> [PROMPT]: Find every line with the word "name". Copy those lines.

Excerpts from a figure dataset
● ● ● ● ●

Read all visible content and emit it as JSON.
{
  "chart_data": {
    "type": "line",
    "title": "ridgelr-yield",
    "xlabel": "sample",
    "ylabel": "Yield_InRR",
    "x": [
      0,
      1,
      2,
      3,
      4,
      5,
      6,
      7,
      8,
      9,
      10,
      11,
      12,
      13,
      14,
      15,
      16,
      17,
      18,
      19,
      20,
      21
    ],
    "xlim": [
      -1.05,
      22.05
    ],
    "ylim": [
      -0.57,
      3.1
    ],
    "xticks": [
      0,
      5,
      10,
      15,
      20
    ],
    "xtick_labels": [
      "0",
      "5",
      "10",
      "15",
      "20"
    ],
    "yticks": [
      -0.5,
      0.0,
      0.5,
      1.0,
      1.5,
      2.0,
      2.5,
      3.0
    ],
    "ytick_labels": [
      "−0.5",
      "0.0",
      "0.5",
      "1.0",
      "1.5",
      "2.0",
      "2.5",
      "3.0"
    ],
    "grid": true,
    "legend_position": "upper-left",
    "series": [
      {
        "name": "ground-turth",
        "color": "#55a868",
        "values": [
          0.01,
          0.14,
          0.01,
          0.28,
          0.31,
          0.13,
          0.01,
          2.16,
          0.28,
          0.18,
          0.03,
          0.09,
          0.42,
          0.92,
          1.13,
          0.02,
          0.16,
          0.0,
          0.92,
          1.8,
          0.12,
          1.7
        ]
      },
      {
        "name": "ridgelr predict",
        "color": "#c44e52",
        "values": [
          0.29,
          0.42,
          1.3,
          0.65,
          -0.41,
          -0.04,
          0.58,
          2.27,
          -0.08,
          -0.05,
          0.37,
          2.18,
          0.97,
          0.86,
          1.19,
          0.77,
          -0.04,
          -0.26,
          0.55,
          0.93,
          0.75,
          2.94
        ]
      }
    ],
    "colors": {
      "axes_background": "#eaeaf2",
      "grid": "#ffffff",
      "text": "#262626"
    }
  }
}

● ● ● ● ●

> [SOLUTION]:
        "name": "ground-turth",
        "name": "ridgelr predict",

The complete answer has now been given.